**Stated task:**
How many lines hold the string "bucket"? Reply with the number alone.

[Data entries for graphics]
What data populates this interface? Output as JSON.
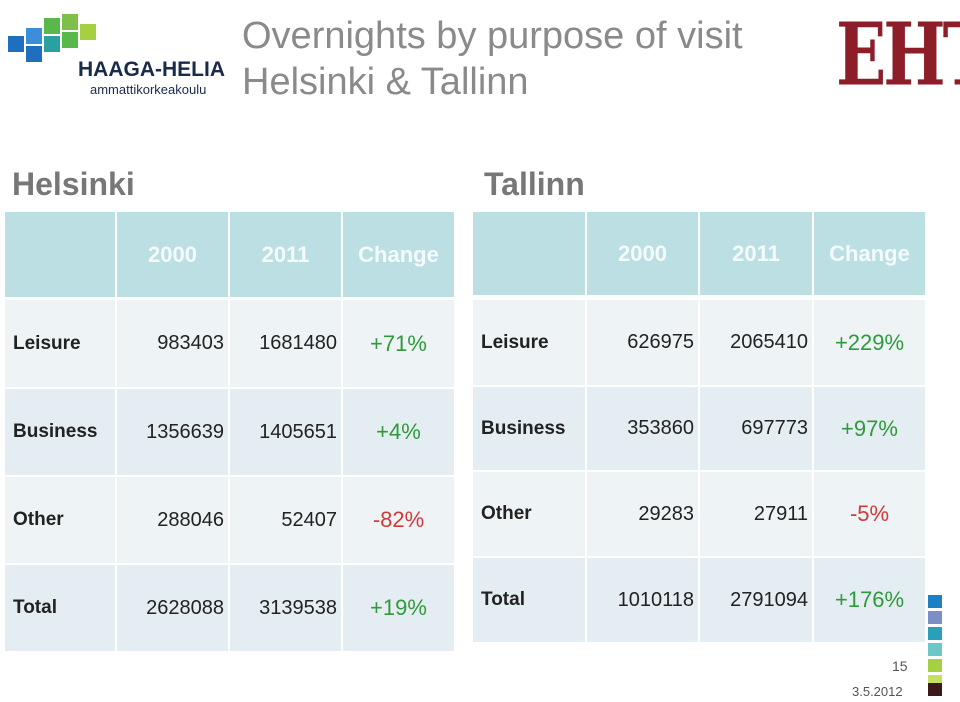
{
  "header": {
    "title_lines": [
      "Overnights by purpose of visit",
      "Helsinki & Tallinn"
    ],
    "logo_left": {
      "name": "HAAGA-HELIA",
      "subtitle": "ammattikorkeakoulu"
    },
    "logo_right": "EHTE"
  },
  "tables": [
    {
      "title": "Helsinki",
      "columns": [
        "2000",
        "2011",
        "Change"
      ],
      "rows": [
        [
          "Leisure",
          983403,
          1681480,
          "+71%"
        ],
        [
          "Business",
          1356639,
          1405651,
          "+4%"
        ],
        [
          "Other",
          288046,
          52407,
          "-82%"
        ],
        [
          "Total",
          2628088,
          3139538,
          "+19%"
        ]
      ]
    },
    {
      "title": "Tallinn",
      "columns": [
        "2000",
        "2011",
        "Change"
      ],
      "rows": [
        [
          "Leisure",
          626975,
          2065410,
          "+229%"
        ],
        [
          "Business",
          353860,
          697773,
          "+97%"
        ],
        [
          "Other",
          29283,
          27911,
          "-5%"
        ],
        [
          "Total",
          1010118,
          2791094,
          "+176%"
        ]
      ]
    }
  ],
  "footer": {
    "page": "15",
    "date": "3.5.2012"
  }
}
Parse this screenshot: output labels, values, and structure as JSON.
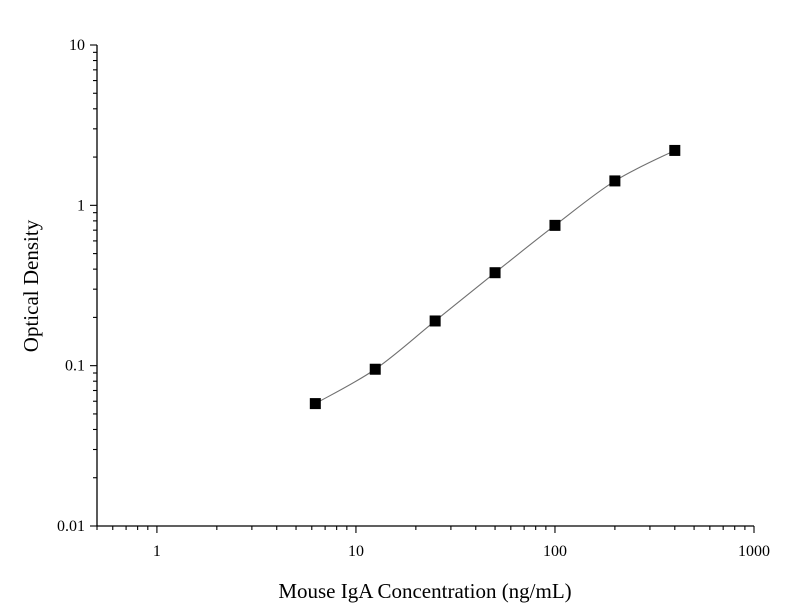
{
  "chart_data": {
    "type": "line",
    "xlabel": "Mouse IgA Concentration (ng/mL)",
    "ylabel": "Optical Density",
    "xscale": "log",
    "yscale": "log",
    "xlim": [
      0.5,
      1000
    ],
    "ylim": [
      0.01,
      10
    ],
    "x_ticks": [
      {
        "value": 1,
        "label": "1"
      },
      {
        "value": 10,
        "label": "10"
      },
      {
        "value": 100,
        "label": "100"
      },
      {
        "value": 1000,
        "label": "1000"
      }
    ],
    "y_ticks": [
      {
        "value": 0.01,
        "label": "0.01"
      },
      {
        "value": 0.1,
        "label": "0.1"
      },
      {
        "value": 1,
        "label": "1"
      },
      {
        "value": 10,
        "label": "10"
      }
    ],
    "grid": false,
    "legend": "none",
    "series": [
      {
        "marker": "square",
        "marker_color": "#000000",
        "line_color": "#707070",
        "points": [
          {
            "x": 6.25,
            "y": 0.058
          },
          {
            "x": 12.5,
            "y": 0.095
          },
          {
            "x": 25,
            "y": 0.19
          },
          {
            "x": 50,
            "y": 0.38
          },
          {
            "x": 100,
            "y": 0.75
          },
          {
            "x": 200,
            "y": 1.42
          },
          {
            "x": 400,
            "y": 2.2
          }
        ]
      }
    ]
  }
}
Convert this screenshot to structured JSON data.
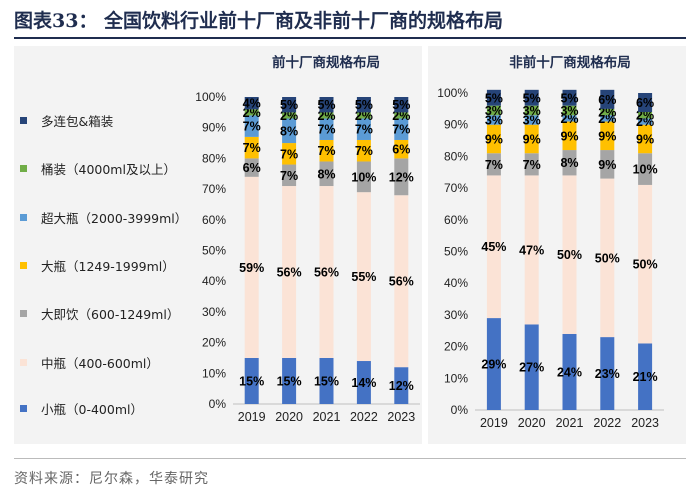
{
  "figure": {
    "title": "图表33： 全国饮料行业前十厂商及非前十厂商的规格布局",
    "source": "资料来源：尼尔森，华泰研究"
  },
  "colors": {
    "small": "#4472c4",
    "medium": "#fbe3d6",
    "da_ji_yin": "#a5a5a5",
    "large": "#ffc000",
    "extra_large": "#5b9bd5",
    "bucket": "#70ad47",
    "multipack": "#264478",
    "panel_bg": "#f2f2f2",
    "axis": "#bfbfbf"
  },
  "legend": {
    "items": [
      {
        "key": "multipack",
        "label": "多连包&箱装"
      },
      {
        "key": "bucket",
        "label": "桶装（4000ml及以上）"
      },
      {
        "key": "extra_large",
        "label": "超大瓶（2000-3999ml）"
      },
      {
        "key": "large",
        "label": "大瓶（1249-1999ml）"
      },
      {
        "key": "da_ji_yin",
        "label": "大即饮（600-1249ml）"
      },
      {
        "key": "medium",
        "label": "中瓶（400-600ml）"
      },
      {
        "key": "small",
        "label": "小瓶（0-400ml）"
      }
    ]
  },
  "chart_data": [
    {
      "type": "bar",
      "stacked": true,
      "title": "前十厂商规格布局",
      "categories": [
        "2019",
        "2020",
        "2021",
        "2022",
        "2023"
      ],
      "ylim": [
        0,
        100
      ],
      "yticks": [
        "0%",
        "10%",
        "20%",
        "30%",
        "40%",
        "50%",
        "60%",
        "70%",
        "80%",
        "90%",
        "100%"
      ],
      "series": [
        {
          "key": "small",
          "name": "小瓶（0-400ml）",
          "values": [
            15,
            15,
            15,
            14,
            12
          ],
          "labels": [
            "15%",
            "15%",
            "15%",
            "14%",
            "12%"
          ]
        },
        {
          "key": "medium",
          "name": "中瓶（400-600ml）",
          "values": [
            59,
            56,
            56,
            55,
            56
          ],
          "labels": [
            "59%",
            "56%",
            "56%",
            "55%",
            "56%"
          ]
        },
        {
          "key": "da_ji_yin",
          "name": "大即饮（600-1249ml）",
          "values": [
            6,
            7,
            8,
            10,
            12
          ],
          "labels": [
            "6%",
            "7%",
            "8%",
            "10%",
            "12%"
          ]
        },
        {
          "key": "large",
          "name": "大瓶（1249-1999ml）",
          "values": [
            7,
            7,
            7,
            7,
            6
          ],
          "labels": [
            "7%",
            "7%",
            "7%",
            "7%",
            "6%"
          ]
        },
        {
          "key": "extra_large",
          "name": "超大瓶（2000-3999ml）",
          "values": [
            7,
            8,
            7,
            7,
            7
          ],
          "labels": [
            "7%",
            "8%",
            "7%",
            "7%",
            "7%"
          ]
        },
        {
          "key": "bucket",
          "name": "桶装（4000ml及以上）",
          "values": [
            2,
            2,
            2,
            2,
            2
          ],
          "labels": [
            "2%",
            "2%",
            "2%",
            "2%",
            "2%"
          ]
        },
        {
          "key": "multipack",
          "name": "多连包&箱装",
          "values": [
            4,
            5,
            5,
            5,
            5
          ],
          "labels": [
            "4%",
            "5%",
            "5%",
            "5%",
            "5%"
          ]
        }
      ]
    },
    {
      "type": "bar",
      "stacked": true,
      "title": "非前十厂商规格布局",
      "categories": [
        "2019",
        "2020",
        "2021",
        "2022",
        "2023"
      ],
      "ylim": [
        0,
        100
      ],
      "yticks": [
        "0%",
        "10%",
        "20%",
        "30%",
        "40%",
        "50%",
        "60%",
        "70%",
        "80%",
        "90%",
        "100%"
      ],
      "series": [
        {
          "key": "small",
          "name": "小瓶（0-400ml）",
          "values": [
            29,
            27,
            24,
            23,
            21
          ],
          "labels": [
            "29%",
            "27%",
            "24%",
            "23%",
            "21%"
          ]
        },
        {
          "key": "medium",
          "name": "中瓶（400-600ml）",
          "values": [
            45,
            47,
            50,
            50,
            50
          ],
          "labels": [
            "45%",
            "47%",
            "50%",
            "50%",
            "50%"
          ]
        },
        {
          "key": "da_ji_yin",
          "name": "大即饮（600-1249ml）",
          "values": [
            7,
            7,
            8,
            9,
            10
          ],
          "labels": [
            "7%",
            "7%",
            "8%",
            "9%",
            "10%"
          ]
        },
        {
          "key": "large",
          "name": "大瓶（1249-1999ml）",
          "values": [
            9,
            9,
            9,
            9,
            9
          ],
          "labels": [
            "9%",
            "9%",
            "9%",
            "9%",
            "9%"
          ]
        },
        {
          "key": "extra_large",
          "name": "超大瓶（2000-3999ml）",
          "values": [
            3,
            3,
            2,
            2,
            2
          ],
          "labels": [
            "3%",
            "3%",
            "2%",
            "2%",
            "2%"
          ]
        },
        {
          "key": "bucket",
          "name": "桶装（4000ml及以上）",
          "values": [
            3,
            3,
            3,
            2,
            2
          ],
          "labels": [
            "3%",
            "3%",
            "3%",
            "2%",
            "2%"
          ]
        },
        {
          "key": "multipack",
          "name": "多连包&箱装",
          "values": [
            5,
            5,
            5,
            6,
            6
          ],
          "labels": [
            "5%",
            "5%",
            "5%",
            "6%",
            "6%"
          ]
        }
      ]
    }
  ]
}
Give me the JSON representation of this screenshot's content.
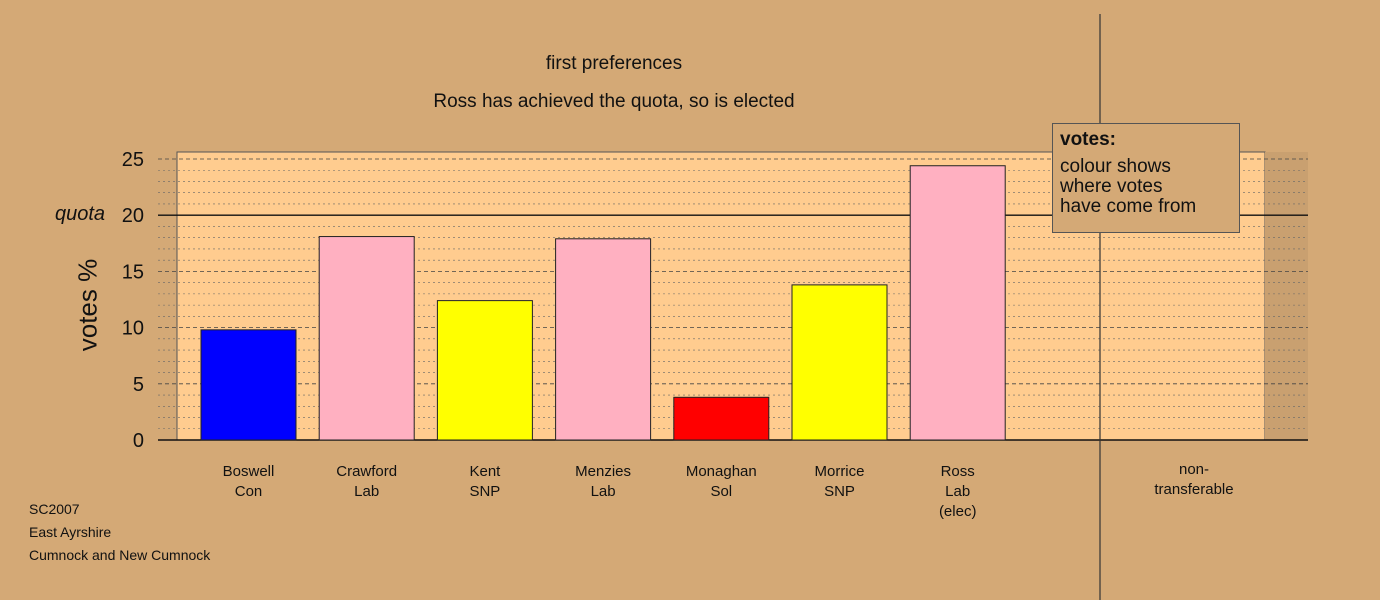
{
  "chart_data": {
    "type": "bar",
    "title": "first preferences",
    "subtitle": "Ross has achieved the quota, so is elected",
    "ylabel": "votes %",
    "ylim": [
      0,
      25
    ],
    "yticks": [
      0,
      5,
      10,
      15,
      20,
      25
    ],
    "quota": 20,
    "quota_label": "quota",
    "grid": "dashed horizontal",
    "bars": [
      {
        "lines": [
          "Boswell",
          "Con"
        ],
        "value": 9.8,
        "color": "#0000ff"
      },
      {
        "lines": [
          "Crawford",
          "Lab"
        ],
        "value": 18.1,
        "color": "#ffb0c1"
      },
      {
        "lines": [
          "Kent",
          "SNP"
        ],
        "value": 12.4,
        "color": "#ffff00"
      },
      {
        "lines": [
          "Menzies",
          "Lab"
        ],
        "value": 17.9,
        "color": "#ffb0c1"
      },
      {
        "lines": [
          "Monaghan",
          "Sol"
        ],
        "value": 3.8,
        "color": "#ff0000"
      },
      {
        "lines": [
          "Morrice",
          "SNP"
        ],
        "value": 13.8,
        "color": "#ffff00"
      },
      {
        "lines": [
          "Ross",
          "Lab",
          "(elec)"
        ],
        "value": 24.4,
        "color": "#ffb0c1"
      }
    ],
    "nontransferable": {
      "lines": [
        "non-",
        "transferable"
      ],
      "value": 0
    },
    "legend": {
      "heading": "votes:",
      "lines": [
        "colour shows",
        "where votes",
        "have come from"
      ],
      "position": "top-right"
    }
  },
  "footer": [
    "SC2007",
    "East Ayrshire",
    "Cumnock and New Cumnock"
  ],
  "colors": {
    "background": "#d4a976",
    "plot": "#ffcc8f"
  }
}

**Exercise response:**
4